--- Document extract Enclosed Below ---

Sorry to disappoint, but HNT in this household isn't going to be happening this week. Still sick. I've had a bit of nausea pop up today as well as the (continuous) sniffles and after having a snooze earlier my face feels puffy. To top it off, I'm pretty sure I was running a temp before...given that I was cold and shivering, but sweating at the same time. Back to the doctor this afternoon, probably for more drugs maybe. God it'd be nice to wake up just one day and feel half human. Oh god, am I going to be happy when that day comes.

Hope you're all feeling better than we are at the moment. And even though I'm feeling like shit... Happy Half-Nekkid Thursday.

Sunday, July 27, 2008

In sickness and in health...

I know it's been a little while since I've updated (it happens). We've been sick again (or is that still?). Life has been pretty shitty of late with both of us feeling unwell and on medication. I've been (a bit of) a bitch to live with (hormones...need I say more?) and I don't care what anyone says, when you're sick, you get grumpy. And when you're sick on and off for as long as I have been, you really do get the shits. If it's not one thing, it's another. And you get sad. You just want one day where you feel half decent. That day was today (for me, not him), but the weather here is glum and that's not really helping me feel better. And when he's not feeling good, it sucks. I hate that I can't help in any way (just as he hates it when he can't help me feel better).

On a slightly different (but not-so-different) note, I'm getting healthier. Yeah, I know that sounds strange given the rant I've just had on being sick, but I am. For health reasons, I need to lose weight. This is coming along nicely, and I'm pleased that I am starting to fit into old clothes of mine that have been too tight (for too long). I'm starting to look better and feel better (both physically and mentally).

I went shopping the other night, and was (extremely) pleased that for the first time, in god knows how long, I didn't have to go to the "big gals" section of clothing or underwear! And I now weigh less than what I did when I graduated from high school (big achievement, and the first weight-loss goal of mine).

So far, I've managed to lose (read: get rid of) 13.5kg (or 29.76lbs). It hasn't been easy at times, and I still eat crap (i.e. chocolate, chips etc), only now I eat less of it and know when I've had enough. Previously, I've heard people say "Nothing tastes as good as being healthy/skinny feels" and when I heard that I just thought "What a load of fucking shit! You can't tell me that it feels THAT good!". Well I can tell you it certainly does. And I honestly never thought that I would agree with them (how times have changed).

Now, apart from knowing I'm healthier, I'm going to live longer and I'm feeling better....what's the best part about my weight loss?

My confidence boost for sure. There really is nothing like losing weight (especially when it needs to be done) to give my ego a little kick in the right direction. I now walk down the street with a spring in my step. I no longer walk along looking at my feet, avoiding eye contact with people. I walk tall and proud, I make eye contact and I smile (that smile that He loves) and I know that I look good. (See...told you my ego's been given a boost. But not in a look-at-me/give-me-all-your-attention kinda way).

I'm not skinny, I'm still curvy and voluptuous. I know there are plenty of other women out there that have better figures than me, and are prettier than me. But you know what? I don't really care. Why? Because there always will be. I am not delusional in thinking I am the bees knees. I am not perfect and never will be perfect. However, I'm on my way to reaching my goals. I'm doing this for me and me alone. Sure it's great that I'm now better looking to Him (even though He's always loved me just the way I am). But ultimately, this is something I need to do for me.

I just can't wait until we're both feeling better so we can take advantage of my weight loss and have some awesome fun in the bedroom!

Wednesday, April 09, 2008

Missing In Action

Hi everyone.

I know I haven't posted for a little while. The reason why? I'm sick. I've been to the doctor, it's nothing serious. Just a viral thing that needs to work its way out of my system. Needless to say though, I'm sick of the nausea and the pain. Fingers crossed that it's going to piss off really soon!

--- End of Enclosed Document extract ---
--- Data listing Enclosed Below ---

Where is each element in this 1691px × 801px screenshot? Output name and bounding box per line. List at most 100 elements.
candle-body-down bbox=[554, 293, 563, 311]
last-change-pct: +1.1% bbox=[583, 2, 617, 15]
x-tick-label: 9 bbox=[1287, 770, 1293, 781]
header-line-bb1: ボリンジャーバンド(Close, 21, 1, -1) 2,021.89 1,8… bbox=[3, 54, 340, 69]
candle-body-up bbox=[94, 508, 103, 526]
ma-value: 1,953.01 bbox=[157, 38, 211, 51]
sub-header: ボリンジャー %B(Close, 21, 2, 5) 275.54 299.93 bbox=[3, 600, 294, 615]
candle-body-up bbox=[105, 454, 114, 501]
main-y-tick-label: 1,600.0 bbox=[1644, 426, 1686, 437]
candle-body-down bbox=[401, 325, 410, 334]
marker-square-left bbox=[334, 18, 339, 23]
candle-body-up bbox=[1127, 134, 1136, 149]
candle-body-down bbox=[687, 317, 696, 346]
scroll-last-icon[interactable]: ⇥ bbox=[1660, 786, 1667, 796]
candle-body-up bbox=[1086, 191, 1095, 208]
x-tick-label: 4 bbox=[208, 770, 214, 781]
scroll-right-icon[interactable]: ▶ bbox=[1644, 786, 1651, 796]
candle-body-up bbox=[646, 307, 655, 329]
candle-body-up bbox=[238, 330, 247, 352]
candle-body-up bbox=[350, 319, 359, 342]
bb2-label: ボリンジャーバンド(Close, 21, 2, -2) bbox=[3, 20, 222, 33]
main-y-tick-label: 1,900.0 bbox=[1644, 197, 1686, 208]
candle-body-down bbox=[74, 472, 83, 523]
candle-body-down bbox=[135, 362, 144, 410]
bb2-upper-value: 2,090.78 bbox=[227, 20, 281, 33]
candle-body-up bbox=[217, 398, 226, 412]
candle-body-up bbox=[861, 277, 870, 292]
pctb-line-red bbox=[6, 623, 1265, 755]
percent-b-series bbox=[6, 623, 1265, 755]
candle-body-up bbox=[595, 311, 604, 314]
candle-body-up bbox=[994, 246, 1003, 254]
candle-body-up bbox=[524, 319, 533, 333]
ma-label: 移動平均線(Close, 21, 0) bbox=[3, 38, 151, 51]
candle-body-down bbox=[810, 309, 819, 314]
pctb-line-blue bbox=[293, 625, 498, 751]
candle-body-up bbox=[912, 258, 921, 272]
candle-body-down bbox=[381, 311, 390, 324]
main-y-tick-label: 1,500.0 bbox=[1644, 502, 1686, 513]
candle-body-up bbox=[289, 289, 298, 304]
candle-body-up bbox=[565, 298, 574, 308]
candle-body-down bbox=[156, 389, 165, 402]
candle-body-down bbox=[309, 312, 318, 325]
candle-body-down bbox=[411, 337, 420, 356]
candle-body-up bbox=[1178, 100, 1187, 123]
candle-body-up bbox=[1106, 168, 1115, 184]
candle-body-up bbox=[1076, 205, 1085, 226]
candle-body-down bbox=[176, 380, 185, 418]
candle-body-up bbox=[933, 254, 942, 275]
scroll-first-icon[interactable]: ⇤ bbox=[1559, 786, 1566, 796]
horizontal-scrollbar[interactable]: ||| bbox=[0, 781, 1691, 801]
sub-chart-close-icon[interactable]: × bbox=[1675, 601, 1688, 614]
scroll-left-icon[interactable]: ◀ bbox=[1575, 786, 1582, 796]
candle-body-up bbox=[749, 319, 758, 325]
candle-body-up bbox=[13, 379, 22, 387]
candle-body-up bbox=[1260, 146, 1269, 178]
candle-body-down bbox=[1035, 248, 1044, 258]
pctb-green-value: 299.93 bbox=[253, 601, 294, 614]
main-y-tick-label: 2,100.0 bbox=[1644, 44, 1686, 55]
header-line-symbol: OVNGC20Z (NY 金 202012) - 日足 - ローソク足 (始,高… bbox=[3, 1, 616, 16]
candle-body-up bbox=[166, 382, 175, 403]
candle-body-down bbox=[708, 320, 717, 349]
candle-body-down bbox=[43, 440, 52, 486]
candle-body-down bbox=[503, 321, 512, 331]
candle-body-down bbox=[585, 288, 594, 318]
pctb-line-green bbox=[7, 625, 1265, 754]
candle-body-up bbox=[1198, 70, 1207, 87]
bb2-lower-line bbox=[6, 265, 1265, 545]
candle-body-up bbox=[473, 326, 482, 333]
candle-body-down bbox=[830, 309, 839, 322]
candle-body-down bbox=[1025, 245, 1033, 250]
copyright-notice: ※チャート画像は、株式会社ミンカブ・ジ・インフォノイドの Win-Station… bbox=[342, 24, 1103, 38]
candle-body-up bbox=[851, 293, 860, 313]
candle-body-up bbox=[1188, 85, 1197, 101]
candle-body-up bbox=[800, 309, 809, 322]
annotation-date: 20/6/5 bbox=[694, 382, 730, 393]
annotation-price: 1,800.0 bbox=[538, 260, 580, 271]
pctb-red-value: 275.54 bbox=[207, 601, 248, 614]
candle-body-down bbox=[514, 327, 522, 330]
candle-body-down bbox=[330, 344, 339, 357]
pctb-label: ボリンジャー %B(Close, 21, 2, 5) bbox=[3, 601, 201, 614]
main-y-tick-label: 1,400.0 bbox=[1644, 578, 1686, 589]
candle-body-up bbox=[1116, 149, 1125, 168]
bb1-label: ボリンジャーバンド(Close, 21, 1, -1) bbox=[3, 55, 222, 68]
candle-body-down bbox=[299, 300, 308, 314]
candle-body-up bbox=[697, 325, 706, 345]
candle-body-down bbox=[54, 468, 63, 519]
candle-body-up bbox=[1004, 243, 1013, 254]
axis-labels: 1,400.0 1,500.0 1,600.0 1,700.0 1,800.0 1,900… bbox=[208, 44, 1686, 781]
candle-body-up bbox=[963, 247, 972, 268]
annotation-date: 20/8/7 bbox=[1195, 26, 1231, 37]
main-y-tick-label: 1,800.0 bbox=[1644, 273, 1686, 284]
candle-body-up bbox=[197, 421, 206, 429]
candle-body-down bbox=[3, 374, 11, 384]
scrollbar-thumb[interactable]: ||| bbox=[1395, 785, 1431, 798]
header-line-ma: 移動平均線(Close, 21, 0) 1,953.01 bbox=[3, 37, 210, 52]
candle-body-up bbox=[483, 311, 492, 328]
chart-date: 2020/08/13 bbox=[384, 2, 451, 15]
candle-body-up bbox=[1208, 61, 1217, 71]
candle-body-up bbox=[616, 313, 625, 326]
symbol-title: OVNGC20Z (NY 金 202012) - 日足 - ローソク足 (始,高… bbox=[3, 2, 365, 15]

--- End of Enclosed Data listing ---

## What this exercise asks
a. Copy the stretch of the blog excerpt from "Sorry to disappoint, but" through "that day comes.".
b. Summarize the blog excerpt in two sentences.
The rows come from a source separate from the blog excerpt.

## Outputs in order
a.
Sorry to disappoint, but HNT in this household isn't going to be happening this week. Still sick. I've had a bit of nausea pop up today as well as the (continuous) sniffles and after having a snooze earlier my face feels puffy. To top it off, I'm pretty sure I was running a temp before...given that I was cold and shivering, but sweating at the same time. Back to the doctor this afternoon, probably for more drugs maybe. God it'd be nice to wake up just one day and feel half human. Oh god, am I going to be happy when that day comes.

b. The writer, who is still sick with nausea, sniffles, and a probable fever, is skipping Half-Nekkid Thursday this week and plans another doctor visit, after weeks in which both the writer and partner have been unwell and on medication. Despite the illness, the writer has lost 13.5kg for health reasons, now weighs less than at high school graduation, and counts the resulting confidence boost as the best part of the weight loss.